**PROBLEM TO WORK ON**
All lines in the data bearing the string "übernehmen" should be identified and copied.

**EXERCISE DATA**
━━━━━━━━

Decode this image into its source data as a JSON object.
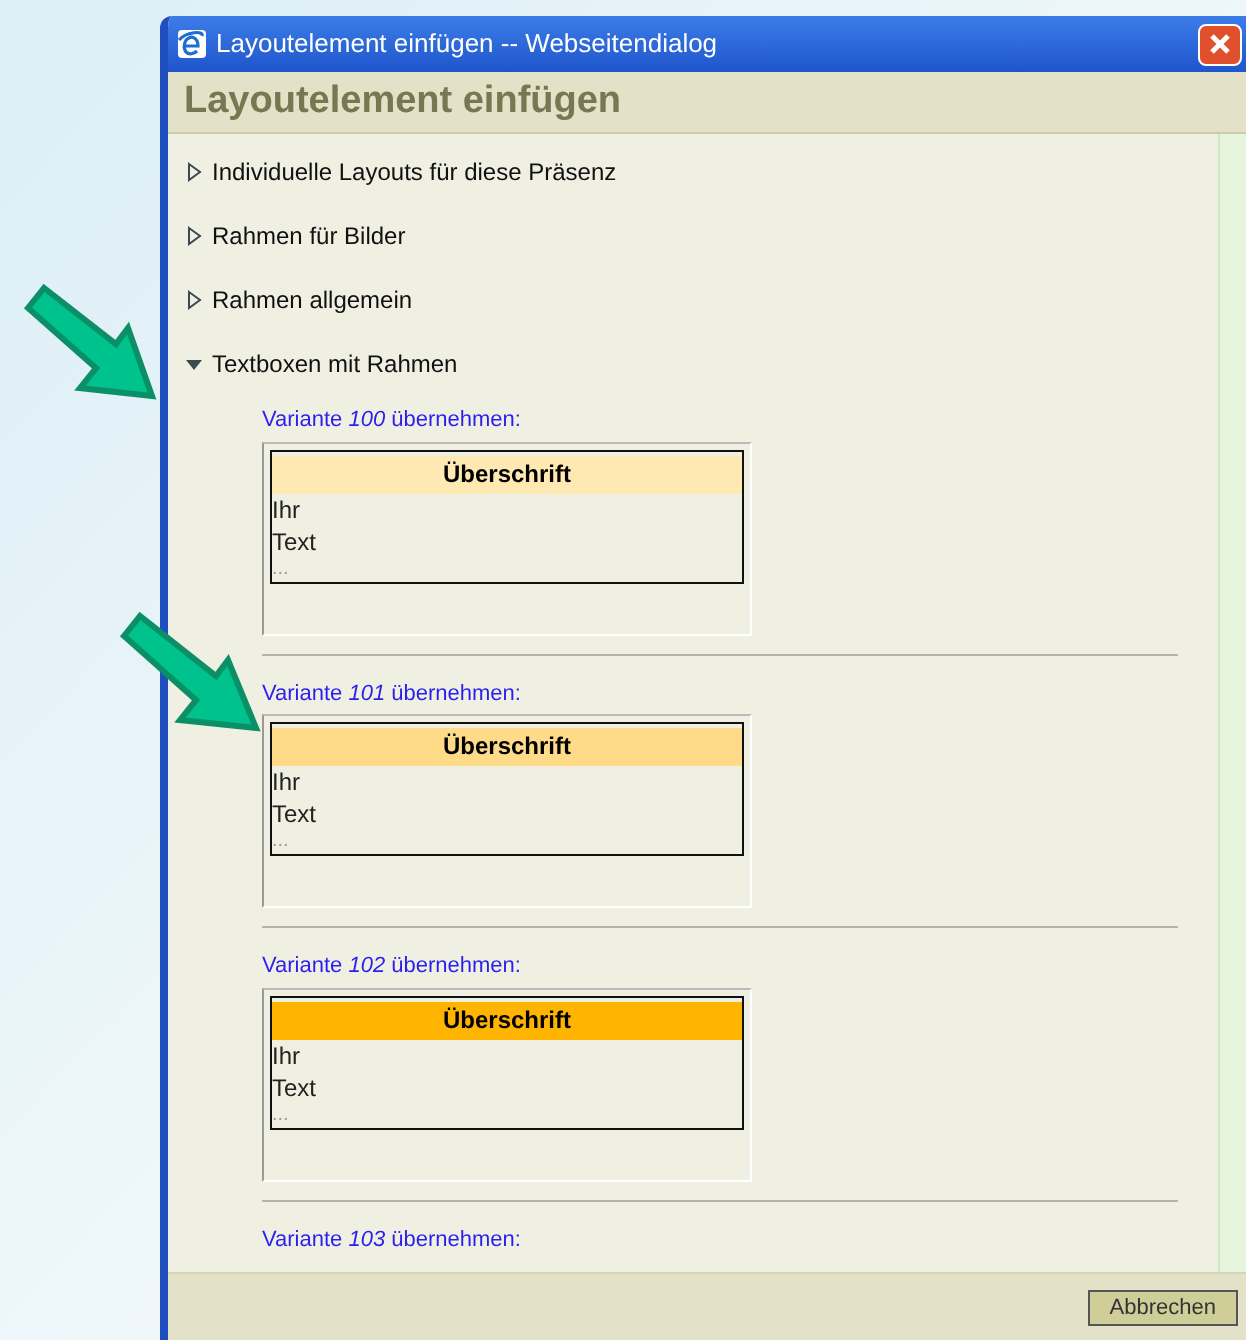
{
  "window": {
    "title": "Layoutelement einfügen -- Webseitendialog"
  },
  "heading": "Layoutelement einfügen",
  "tree": [
    {
      "label": "Individuelle Layouts für diese Präsenz",
      "expanded": false
    },
    {
      "label": "Rahmen für Bilder",
      "expanded": false
    },
    {
      "label": "Rahmen allgemein",
      "expanded": false
    },
    {
      "label": "Textboxen mit Rahmen",
      "expanded": true,
      "variants": [
        {
          "label": "Variante *100* übernehmen:",
          "preview": {
            "heading": "Überschrift",
            "lines": [
              "Ihr",
              "Text",
              "..."
            ]
          },
          "color": "#ffe9b3"
        },
        {
          "label": "Variante *101* übernehmen:",
          "preview": {
            "heading": "Überschrift",
            "lines": [
              "Ihr",
              "Text",
              "..."
            ]
          },
          "color": "#ffda88"
        },
        {
          "label": "Variante *102* übernehmen:",
          "preview": {
            "heading": "Überschrift",
            "lines": [
              "Ihr",
              "Text",
              "..."
            ]
          },
          "color": "#ffb400"
        },
        {
          "label": "Variante *103* übernehmen:"
        }
      ]
    }
  ],
  "buttons": [
    {
      "label": "Abbrechen"
    }
  ]
}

━━━━━━━━

**ANSWER TO THE EXERCISE**
          "label": "Variante *100* übernehmen:",
          "label": "Variante *101* übernehmen:",
          "label": "Variante *102* übernehmen:",
          "label": "Variante *103* übernehmen:"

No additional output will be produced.